## Begin

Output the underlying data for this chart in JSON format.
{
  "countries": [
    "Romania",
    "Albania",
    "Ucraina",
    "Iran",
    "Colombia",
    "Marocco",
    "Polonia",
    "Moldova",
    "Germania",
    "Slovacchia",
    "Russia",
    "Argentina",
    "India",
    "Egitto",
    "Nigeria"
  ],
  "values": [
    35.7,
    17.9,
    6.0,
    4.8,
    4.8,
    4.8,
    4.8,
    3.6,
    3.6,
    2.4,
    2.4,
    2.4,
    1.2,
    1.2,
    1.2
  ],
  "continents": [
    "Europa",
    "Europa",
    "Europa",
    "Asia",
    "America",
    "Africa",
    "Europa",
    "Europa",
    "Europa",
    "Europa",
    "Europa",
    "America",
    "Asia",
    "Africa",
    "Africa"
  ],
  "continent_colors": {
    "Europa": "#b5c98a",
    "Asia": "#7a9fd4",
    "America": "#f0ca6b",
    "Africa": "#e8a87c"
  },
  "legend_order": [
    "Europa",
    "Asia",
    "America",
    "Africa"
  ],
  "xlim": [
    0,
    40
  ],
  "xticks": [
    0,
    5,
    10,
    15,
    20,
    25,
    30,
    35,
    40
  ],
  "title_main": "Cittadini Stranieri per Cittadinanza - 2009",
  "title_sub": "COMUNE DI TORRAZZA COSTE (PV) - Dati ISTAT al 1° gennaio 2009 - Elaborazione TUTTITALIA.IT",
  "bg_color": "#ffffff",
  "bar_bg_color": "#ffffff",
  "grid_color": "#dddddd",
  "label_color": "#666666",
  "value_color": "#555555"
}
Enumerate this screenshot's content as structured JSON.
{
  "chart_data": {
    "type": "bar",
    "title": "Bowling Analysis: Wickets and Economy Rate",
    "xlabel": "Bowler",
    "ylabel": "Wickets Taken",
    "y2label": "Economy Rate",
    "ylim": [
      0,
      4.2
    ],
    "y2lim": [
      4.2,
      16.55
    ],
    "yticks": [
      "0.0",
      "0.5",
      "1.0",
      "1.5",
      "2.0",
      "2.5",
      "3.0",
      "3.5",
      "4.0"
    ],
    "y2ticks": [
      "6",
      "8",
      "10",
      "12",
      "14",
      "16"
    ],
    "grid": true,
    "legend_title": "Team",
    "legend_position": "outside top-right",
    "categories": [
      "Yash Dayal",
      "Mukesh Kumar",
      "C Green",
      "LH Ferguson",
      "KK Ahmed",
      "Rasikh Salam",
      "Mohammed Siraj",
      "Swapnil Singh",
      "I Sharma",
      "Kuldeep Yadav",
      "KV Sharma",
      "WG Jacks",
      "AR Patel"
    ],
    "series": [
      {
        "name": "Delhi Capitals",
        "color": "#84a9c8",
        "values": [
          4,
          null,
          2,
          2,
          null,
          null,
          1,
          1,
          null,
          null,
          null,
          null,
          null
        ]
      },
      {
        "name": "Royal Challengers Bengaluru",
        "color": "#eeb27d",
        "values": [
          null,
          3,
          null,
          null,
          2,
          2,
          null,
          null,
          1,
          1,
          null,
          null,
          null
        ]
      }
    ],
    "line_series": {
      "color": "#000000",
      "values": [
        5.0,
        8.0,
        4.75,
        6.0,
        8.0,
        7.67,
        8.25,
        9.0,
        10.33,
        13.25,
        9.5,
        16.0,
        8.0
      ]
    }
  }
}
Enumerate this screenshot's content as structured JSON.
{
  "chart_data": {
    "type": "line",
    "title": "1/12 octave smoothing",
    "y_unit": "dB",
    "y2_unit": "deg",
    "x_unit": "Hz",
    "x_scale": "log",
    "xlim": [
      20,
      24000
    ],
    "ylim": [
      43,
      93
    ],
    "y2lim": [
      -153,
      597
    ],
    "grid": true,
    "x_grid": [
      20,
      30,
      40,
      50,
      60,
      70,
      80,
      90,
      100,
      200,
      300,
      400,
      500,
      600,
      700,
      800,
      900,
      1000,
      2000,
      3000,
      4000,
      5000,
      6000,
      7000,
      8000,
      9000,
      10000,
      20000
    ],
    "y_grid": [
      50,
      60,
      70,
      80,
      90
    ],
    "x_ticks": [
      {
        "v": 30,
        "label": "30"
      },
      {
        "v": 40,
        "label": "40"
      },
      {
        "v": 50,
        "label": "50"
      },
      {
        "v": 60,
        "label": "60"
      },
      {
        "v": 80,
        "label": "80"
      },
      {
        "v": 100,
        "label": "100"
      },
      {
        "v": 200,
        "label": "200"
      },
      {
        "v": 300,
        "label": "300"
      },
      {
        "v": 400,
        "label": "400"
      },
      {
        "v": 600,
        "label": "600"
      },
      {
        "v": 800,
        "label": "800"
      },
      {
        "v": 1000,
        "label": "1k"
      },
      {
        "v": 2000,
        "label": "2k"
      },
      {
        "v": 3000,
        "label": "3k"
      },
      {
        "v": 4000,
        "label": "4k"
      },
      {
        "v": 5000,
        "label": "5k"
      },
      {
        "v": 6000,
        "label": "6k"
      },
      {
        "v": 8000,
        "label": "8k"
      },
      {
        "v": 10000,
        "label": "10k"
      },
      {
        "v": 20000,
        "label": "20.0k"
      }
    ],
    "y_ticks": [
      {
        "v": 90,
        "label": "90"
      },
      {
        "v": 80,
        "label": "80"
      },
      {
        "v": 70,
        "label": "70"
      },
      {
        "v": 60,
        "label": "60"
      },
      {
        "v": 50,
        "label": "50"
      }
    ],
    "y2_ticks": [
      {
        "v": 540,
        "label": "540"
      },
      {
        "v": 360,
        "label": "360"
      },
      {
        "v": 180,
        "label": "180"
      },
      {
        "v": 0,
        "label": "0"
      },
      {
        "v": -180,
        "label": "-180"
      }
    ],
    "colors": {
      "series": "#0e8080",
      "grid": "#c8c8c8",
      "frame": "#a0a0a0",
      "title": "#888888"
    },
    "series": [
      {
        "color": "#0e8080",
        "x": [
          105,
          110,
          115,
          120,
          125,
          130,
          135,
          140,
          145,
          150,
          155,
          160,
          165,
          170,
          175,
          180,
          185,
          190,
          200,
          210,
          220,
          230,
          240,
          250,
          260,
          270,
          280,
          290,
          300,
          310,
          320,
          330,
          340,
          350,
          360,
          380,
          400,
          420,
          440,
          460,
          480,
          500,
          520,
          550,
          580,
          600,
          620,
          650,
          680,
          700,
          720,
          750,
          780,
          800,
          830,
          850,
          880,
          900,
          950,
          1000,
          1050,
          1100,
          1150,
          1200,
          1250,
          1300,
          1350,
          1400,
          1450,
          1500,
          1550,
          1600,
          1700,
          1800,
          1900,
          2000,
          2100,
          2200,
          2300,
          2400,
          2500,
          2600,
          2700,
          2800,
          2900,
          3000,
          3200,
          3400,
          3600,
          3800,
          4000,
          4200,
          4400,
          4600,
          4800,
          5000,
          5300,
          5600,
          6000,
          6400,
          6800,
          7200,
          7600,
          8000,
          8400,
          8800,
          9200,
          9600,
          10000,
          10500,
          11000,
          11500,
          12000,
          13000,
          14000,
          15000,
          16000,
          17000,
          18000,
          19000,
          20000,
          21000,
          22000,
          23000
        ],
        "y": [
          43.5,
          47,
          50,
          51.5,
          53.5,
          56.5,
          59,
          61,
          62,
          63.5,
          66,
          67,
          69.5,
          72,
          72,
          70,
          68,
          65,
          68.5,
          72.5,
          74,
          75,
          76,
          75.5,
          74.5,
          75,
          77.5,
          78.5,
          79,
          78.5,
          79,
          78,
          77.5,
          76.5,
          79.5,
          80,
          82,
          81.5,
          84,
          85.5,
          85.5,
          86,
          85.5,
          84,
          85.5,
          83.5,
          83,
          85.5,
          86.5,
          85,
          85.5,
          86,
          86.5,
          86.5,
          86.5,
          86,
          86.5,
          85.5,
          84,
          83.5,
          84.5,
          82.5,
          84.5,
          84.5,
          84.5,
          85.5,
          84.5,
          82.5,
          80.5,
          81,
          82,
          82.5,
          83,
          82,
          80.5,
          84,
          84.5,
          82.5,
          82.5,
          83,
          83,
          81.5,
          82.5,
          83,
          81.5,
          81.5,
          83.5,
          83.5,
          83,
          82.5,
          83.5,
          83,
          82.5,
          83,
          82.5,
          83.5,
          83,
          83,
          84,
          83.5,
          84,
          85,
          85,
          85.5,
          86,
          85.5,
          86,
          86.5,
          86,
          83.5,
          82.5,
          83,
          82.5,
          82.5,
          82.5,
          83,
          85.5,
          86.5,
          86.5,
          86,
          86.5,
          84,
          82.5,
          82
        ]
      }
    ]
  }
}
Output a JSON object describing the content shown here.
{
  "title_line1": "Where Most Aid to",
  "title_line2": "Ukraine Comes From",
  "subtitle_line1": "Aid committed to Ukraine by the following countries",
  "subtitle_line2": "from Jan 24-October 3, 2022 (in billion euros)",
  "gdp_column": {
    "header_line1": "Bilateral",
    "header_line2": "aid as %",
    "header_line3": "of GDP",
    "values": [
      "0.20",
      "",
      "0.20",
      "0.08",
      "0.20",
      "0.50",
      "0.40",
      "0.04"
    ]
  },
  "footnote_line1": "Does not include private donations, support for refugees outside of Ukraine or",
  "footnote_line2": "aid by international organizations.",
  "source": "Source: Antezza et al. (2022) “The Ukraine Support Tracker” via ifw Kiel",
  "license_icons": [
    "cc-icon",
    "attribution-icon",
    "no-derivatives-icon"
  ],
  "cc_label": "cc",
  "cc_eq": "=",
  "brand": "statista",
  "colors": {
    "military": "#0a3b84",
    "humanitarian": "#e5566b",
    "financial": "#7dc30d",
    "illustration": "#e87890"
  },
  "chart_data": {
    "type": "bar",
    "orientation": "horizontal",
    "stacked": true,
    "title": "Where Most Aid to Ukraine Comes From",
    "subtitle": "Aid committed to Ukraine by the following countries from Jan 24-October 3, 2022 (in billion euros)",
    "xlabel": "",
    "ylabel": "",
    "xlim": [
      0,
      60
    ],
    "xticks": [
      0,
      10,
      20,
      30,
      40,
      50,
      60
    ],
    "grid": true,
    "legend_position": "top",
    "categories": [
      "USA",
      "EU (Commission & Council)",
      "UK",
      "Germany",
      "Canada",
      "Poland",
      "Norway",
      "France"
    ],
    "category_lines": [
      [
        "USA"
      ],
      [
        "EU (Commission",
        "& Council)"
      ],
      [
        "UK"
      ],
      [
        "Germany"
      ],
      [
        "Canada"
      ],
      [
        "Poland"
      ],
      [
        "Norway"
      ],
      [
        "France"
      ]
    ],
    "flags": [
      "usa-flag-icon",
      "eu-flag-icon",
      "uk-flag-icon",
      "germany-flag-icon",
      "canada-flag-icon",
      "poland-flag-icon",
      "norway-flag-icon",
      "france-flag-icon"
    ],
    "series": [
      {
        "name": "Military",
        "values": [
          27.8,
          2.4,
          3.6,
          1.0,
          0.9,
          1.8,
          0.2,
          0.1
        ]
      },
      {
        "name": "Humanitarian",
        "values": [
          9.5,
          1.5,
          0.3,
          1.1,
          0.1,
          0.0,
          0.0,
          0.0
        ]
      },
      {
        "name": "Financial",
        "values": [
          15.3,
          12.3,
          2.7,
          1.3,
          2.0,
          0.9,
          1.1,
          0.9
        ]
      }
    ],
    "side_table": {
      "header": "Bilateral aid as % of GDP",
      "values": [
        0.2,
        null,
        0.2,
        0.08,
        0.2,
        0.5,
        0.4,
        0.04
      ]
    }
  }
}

## End

_Task directions_
Check every line of the listing for the string "countries" and report how many lines have it, as a number alone.

_Solution to this exercise_
3